## start INFORMATION SHOWN
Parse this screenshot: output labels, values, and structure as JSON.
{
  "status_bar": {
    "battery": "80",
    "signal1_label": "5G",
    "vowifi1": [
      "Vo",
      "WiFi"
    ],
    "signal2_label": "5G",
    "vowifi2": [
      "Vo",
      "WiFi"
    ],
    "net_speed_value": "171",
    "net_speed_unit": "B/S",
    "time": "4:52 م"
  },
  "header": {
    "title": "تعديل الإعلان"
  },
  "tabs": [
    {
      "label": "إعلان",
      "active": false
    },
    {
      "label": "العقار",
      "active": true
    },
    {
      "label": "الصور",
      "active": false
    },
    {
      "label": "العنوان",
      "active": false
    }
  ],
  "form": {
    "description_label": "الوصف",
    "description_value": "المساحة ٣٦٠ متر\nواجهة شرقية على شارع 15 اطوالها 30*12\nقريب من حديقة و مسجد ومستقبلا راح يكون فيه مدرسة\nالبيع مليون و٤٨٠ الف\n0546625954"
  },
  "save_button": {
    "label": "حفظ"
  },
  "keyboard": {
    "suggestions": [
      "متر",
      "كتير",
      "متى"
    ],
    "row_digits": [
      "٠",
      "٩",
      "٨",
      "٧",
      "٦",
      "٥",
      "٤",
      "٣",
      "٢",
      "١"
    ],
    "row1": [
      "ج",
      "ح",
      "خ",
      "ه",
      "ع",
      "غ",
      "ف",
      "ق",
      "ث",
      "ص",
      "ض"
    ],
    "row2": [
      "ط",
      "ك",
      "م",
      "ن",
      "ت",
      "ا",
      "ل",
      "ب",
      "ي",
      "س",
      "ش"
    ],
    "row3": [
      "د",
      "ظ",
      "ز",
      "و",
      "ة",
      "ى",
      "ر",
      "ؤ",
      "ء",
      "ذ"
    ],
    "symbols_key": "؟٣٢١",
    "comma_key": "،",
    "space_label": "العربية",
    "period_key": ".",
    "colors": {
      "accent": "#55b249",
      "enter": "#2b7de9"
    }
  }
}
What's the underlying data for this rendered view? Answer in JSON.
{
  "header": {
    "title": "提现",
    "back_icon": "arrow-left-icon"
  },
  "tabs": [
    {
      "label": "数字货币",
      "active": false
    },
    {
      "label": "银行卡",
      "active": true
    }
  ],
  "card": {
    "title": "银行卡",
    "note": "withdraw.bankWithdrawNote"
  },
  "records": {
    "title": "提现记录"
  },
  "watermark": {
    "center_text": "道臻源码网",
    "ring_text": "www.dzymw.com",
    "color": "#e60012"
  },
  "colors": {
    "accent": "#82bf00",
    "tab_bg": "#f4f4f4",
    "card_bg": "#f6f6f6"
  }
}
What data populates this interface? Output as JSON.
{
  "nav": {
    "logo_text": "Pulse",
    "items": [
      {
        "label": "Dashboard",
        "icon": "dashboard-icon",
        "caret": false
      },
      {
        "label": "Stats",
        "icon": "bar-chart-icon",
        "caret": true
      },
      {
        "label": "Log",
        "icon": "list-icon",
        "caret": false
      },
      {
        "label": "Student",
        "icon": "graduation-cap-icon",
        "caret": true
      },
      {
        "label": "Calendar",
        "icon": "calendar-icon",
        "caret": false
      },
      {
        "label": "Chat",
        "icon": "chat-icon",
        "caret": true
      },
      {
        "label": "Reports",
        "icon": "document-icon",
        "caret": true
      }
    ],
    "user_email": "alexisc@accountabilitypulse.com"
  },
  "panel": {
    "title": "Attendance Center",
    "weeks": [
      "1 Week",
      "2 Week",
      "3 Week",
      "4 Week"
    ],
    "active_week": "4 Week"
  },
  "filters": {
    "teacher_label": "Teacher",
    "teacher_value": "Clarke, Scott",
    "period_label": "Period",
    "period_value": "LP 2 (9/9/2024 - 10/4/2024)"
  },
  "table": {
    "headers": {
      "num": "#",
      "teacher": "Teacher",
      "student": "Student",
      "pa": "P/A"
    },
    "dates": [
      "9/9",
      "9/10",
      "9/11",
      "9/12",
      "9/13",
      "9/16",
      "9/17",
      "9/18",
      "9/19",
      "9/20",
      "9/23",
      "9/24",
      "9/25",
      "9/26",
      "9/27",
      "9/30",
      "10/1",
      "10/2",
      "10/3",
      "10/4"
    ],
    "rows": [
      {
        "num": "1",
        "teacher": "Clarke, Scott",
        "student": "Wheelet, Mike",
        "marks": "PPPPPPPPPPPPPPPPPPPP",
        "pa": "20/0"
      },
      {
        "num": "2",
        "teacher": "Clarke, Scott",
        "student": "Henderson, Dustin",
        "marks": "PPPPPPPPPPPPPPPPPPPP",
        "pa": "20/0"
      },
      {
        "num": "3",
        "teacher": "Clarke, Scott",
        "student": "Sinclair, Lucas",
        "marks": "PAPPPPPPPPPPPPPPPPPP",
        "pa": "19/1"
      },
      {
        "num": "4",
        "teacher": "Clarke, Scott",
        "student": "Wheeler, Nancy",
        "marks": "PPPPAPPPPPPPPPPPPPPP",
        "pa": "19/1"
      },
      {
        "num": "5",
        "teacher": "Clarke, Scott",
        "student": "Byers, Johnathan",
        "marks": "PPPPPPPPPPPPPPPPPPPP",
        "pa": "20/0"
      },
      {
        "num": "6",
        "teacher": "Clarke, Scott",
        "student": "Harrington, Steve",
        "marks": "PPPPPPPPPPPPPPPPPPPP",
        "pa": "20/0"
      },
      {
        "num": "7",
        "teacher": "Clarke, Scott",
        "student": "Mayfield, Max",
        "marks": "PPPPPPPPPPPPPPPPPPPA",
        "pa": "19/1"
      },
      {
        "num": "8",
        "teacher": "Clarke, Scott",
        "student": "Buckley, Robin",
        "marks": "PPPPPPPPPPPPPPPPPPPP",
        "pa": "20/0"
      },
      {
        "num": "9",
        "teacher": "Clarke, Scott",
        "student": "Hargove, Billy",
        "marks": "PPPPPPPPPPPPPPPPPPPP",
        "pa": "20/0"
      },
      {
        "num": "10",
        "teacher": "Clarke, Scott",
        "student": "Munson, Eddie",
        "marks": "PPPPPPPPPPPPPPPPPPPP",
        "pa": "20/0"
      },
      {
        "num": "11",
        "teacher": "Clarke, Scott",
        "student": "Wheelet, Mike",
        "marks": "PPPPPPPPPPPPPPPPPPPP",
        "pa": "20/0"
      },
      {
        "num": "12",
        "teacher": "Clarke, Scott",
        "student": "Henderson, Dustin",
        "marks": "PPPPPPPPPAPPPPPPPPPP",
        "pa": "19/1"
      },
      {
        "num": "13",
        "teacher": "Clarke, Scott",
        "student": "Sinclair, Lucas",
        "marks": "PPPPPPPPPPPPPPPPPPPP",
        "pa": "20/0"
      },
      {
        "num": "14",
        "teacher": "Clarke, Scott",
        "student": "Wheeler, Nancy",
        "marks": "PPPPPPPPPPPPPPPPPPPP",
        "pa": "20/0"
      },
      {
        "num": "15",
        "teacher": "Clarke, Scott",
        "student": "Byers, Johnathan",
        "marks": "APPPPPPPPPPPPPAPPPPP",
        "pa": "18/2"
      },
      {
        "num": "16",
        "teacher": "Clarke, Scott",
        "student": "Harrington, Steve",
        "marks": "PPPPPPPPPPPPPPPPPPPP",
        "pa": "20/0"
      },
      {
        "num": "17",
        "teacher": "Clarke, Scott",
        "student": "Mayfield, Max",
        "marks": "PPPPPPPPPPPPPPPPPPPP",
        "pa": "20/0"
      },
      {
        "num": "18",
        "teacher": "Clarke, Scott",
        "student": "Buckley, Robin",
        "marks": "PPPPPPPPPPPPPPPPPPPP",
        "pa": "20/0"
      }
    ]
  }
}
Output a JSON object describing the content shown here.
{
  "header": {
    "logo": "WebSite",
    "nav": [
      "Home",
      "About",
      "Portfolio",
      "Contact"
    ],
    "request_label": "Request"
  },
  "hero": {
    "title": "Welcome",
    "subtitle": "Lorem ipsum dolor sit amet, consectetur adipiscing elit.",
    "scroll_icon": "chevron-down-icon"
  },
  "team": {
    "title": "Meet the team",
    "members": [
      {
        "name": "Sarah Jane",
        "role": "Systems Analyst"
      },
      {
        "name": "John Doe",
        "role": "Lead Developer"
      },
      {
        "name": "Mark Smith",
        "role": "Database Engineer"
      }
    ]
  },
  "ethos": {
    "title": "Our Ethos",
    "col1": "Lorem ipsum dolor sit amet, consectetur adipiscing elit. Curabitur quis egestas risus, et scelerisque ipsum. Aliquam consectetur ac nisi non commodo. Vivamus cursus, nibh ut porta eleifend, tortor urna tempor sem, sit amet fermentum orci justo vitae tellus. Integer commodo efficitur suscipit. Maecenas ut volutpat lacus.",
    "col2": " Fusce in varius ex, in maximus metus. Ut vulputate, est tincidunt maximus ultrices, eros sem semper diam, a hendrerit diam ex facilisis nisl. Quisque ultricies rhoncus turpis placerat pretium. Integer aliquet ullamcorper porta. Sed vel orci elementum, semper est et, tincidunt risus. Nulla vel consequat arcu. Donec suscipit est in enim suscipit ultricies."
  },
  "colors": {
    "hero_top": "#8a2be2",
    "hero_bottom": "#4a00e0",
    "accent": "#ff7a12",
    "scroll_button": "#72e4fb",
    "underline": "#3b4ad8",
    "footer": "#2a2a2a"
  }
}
## end INFORMATION SHOWN
### WHAT THE TASK ASKS
The answer is one number: how many lines of the material above contain "elit".

### COMPLETE ANSWER
2